# Start of DATASET RECORDS

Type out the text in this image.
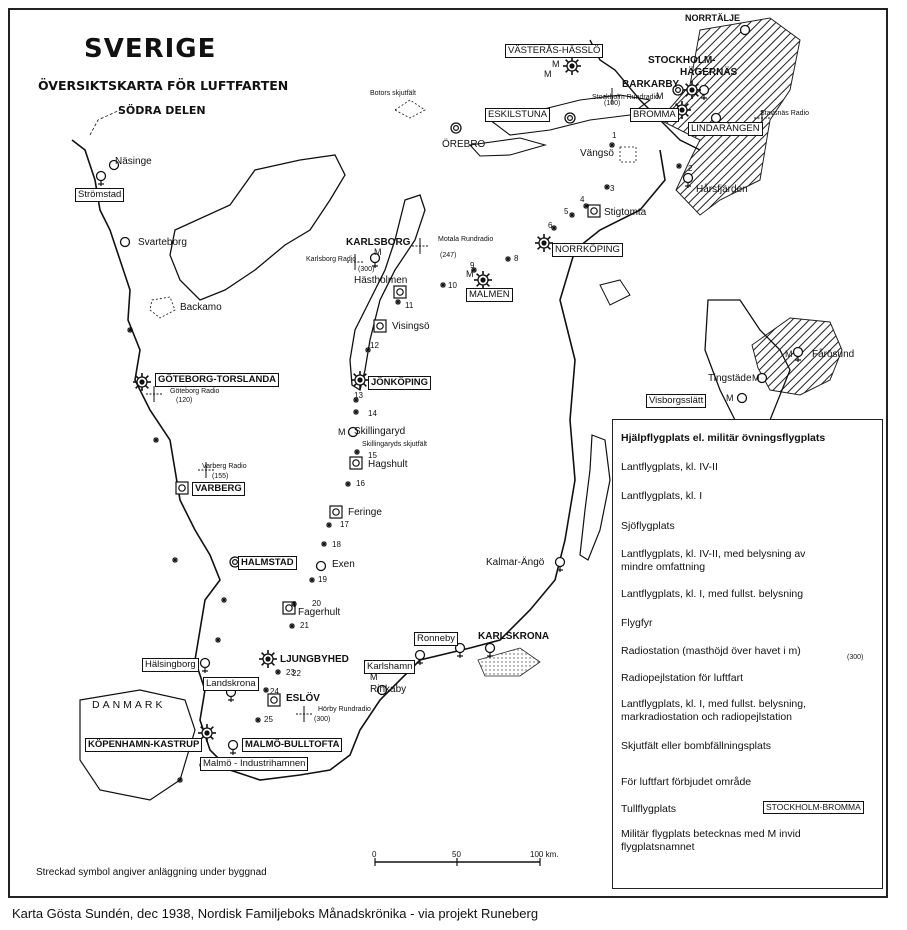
SVERIGE
ÖVERSIKTSKARTA FÖR LUFTFARTEN
SÖDRA DELEN
VÄSTERÅS-HÄSSLÖ
NORRTÄLJE
STOCKHOLM-
HÄGERNÄS
BARKARBY
Stockholm Rundradio
BROMMA	Stavsnäs Radio
LINDARÄNGEN
ESKILSTUNA
ÖREBRO
Botors skjutfält
Vängsö
Hårsfjärden
Stigtomta
NORRKÖPING
Motala Rundradio
(247)
KARLSBORG
Karlsborg Radio
(300)
Hästholmen
MALMEN
Näsinge
Strömstad
Svarteborg
Backamo
Visingsö
GÖTEBORG-TORSLANDA
Göteborg Radio
(120)
JÖNKÖPING
Fårösund
Tingstäde
Visborgsslätt
Skillingaryd
Skillingaryds skjutfält
Hagshult
Varberg Radio
(155)
VARBERG
Feringe
HALMSTAD	Exen	Kalmar-Ängö
Fagerhult
Ronneby	KARLSKRONA
Hälsingborg	LJUNGBYHED
Karlshamn
Rinkaby
DANMARK
Landskrona
ESLÖV
Hörby Rundradio
(300)
KÖPENHAMN-KASTRUP	MALMÖ-BULLTOFTA
Malmö - Industrihamnen
(100)
M
M
M
M
M
M
M
M
M
M
1
2
3
4
5
6
8
9
10
11
12
13
14
15
16
17
18
19
20
21
22
23
24
25
Hjälpflygplats el. militär övningsflygplats
Lantflygplats, kl. IV-II
Lantflygplats, kl. I
Sjöflygplats
Lantflygplats, kl. IV-II, med belysning av mindre omfattning
Lantflygplats, kl. I, med fullst. belysning
Flygfyr
Radiostation (masthöjd över havet i m)
Radiopejlstation för luftfart
Lantflygplats, kl. I, med fullst. belysning, markradiostation och radiopejlstation
Skjutfält eller bombfällningsplats
För luftfart förbjudet område
Tullflygplats	STOCKHOLM-BROMMA
Militär flygplats betecknas med M invid flygplatsnamnet
(300)
Streckad symbol angiver anläggning under byggnad
0	50	100 km.
Karta Gösta Sundén, dec 1938, Nordisk Familjeboks Månadskrönika - via projekt Runeberg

# End of DATASET RECORDS

WRITTEN INSTRUCTION:
Omitting all images, print the listing exactly.

WRITTEN ANSWER:
Type out the text in this image.
SVERIGE
ÖVERSIKTSKARTA FÖR LUFTFARTEN
SÖDRA DELEN
VÄSTERÅS-HÄSSLÖ
NORRTÄLJE
STOCKHOLM-
HÄGERNÄS
BARKARBY
Stockholm Rundradio
BROMMA	Stavsnäs Radio
LINDARÄNGEN
ESKILSTUNA
ÖREBRO
Botors skjutfält
Vängsö
Hårsfjärden
Stigtomta
NORRKÖPING
Motala Rundradio
(247)
KARLSBORG
Karlsborg Radio
(300)
Hästholmen
MALMEN
Näsinge
Strömstad
Svarteborg
Backamo
Visingsö
GÖTEBORG-TORSLANDA
Göteborg Radio
(120)
JÖNKÖPING
Fårösund
Tingstäde
Visborgsslätt
Skillingaryd
Skillingaryds skjutfält
Hagshult
Varberg Radio
(155)
VARBERG
Feringe
HALMSTAD	Exen	Kalmar-Ängö
Fagerhult
Ronneby	KARLSKRONA
Hälsingborg	LJUNGBYHED
Karlshamn
Rinkaby
DANMARK
Landskrona
ESLÖV
Hörby Rundradio
(300)
KÖPENHAMN-KASTRUP	MALMÖ-BULLTOFTA
Malmö - Industrihamnen
(100)
M
M
M
M
M
M
M
M
M
M
1
2
3
4
5
6
8
9
10
11
12
13
14
15
16
17
18
19
20
21
22
23
24
25
Hjälpflygplats el. militär övningsflygplats
Lantflygplats, kl. IV-II
Lantflygplats, kl. I
Sjöflygplats
Lantflygplats, kl. IV-II, med belysning av mindre omfattning
Lantflygplats, kl. I, med fullst. belysning
Flygfyr
Radiostation (masthöjd över havet i m)
Radiopejlstation för luftfart
Lantflygplats, kl. I, med fullst. belysning, markradiostation och radiopejlstation
Skjutfält eller bombfällningsplats
För luftfart förbjudet område
Tullflygplats	STOCKHOLM-BROMMA
Militär flygplats betecknas med M invid flygplatsnamnet
(300)
Streckad symbol angiver anläggning under byggnad
0	50	100 km.
Karta Gösta Sundén, dec 1938, Nordisk Familjeboks Månadskrönika - via projekt Runeberg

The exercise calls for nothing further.